**WHAT NEEDS TO BE DONE**
Below are some records; give them all again exactly, but not the pictures.

Figure dataset records

— BEGIN —

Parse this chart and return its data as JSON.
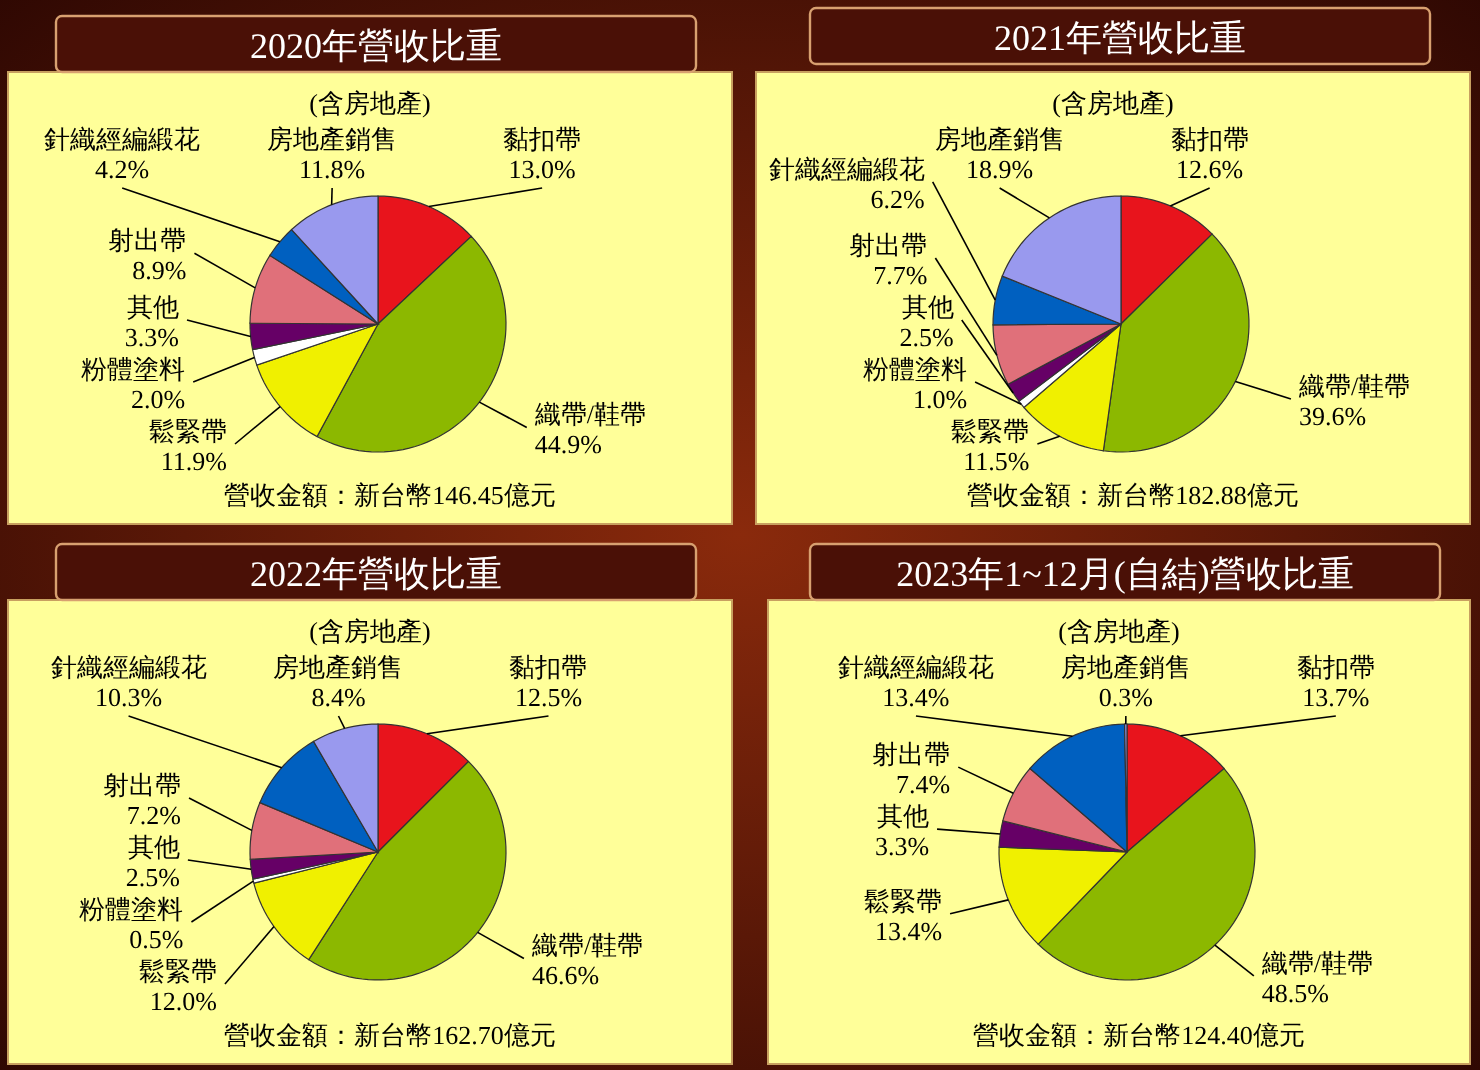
{
  "chart_data": [
    {
      "type": "pie",
      "title": "2020年營收比重",
      "subtitle": "(含房地產)",
      "annotations": [
        "營收金額：新台幣146.45億元"
      ],
      "categories": [
        "黏扣帶",
        "織帶/鞋帶",
        "鬆緊帶",
        "粉體塗料",
        "其他",
        "射出帶",
        "針織經編緞花",
        "房地產銷售"
      ],
      "values": [
        13.0,
        44.9,
        11.9,
        2.0,
        3.3,
        8.9,
        4.2,
        11.8
      ],
      "value_labels": [
        "13.0%",
        "44.9%",
        "11.9%",
        "2.0%",
        "3.3%",
        "8.9%",
        "4.2%",
        "11.8%"
      ],
      "colors": [
        "#e8141c",
        "#8cb800",
        "#f0f000",
        "#ffffff",
        "#660066",
        "#e0707a",
        "#0060c0",
        "#9999ee"
      ],
      "data_labels": true
    },
    {
      "type": "pie",
      "title": "2021年營收比重",
      "subtitle": "(含房地產)",
      "annotations": [
        "營收金額：新台幣182.88億元"
      ],
      "categories": [
        "黏扣帶",
        "織帶/鞋帶",
        "鬆緊帶",
        "粉體塗料",
        "其他",
        "射出帶",
        "針織經編緞花",
        "房地產銷售"
      ],
      "values": [
        12.6,
        39.6,
        11.5,
        1.0,
        2.5,
        7.7,
        6.2,
        18.9
      ],
      "value_labels": [
        "12.6%",
        "39.6%",
        "11.5%",
        "1.0%",
        "2.5%",
        "7.7%",
        "6.2%",
        "18.9%"
      ],
      "colors": [
        "#e8141c",
        "#8cb800",
        "#f0f000",
        "#ffffff",
        "#660066",
        "#e0707a",
        "#0060c0",
        "#9999ee"
      ],
      "data_labels": true
    },
    {
      "type": "pie",
      "title": "2022年營收比重",
      "subtitle": "(含房地產)",
      "annotations": [
        "營收金額：新台幣162.70億元"
      ],
      "categories": [
        "黏扣帶",
        "織帶/鞋帶",
        "鬆緊帶",
        "粉體塗料",
        "其他",
        "射出帶",
        "針織經編緞花",
        "房地產銷售"
      ],
      "values": [
        12.5,
        46.6,
        12.0,
        0.5,
        2.5,
        7.2,
        10.3,
        8.4
      ],
      "value_labels": [
        "12.5%",
        "46.6%",
        "12.0%",
        "0.5%",
        "2.5%",
        "7.2%",
        "10.3%",
        "8.4%"
      ],
      "colors": [
        "#e8141c",
        "#8cb800",
        "#f0f000",
        "#ffffff",
        "#660066",
        "#e0707a",
        "#0060c0",
        "#9999ee"
      ],
      "data_labels": true
    },
    {
      "type": "pie",
      "title": "2023年1~12月(自結)營收比重",
      "subtitle": "(含房地產)",
      "annotations": [
        "營收金額：新台幣124.40億元"
      ],
      "categories": [
        "黏扣帶",
        "織帶/鞋帶",
        "鬆緊帶",
        "其他",
        "射出帶",
        "針織經編緞花",
        "房地產銷售"
      ],
      "values": [
        13.7,
        48.5,
        13.4,
        3.3,
        7.4,
        13.4,
        0.3
      ],
      "value_labels": [
        "13.7%",
        "48.5%",
        "13.4%",
        "3.3%",
        "7.4%",
        "13.4%",
        "0.3%"
      ],
      "colors": [
        "#e8141c",
        "#8cb800",
        "#f0f000",
        "#660066",
        "#e0707a",
        "#0060c0",
        "#9999ee"
      ],
      "data_labels": true
    }
  ]
}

— END —

**CORRECT RESULT**
Parse this chart and return its data as JSON.
{
  "chart_data": [
    {
      "type": "pie",
      "title": "2020年營收比重",
      "subtitle": "(含房地產)",
      "annotations": [
        "營收金額：新台幣146.45億元"
      ],
      "categories": [
        "黏扣帶",
        "織帶/鞋帶",
        "鬆緊帶",
        "粉體塗料",
        "其他",
        "射出帶",
        "針織經編緞花",
        "房地產銷售"
      ],
      "values": [
        13.0,
        44.9,
        11.9,
        2.0,
        3.3,
        8.9,
        4.2,
        11.8
      ],
      "value_labels": [
        "13.0%",
        "44.9%",
        "11.9%",
        "2.0%",
        "3.3%",
        "8.9%",
        "4.2%",
        "11.8%"
      ],
      "colors": [
        "#e8141c",
        "#8cb800",
        "#f0f000",
        "#ffffff",
        "#660066",
        "#e0707a",
        "#0060c0",
        "#9999ee"
      ],
      "data_labels": true
    },
    {
      "type": "pie",
      "title": "2021年營收比重",
      "subtitle": "(含房地產)",
      "annotations": [
        "營收金額：新台幣182.88億元"
      ],
      "categories": [
        "黏扣帶",
        "織帶/鞋帶",
        "鬆緊帶",
        "粉體塗料",
        "其他",
        "射出帶",
        "針織經編緞花",
        "房地產銷售"
      ],
      "values": [
        12.6,
        39.6,
        11.5,
        1.0,
        2.5,
        7.7,
        6.2,
        18.9
      ],
      "value_labels": [
        "12.6%",
        "39.6%",
        "11.5%",
        "1.0%",
        "2.5%",
        "7.7%",
        "6.2%",
        "18.9%"
      ],
      "colors": [
        "#e8141c",
        "#8cb800",
        "#f0f000",
        "#ffffff",
        "#660066",
        "#e0707a",
        "#0060c0",
        "#9999ee"
      ],
      "data_labels": true
    },
    {
      "type": "pie",
      "title": "2022年營收比重",
      "subtitle": "(含房地產)",
      "annotations": [
        "營收金額：新台幣162.70億元"
      ],
      "categories": [
        "黏扣帶",
        "織帶/鞋帶",
        "鬆緊帶",
        "粉體塗料",
        "其他",
        "射出帶",
        "針織經編緞花",
        "房地產銷售"
      ],
      "values": [
        12.5,
        46.6,
        12.0,
        0.5,
        2.5,
        7.2,
        10.3,
        8.4
      ],
      "value_labels": [
        "12.5%",
        "46.6%",
        "12.0%",
        "0.5%",
        "2.5%",
        "7.2%",
        "10.3%",
        "8.4%"
      ],
      "colors": [
        "#e8141c",
        "#8cb800",
        "#f0f000",
        "#ffffff",
        "#660066",
        "#e0707a",
        "#0060c0",
        "#9999ee"
      ],
      "data_labels": true
    },
    {
      "type": "pie",
      "title": "2023年1~12月(自結)營收比重",
      "subtitle": "(含房地產)",
      "annotations": [
        "營收金額：新台幣124.40億元"
      ],
      "categories": [
        "黏扣帶",
        "織帶/鞋帶",
        "鬆緊帶",
        "其他",
        "射出帶",
        "針織經編緞花",
        "房地產銷售"
      ],
      "values": [
        13.7,
        48.5,
        13.4,
        3.3,
        7.4,
        13.4,
        0.3
      ],
      "value_labels": [
        "13.7%",
        "48.5%",
        "13.4%",
        "3.3%",
        "7.4%",
        "13.4%",
        "0.3%"
      ],
      "colors": [
        "#e8141c",
        "#8cb800",
        "#f0f000",
        "#660066",
        "#e0707a",
        "#0060c0",
        "#9999ee"
      ],
      "data_labels": true
    }
  ]
}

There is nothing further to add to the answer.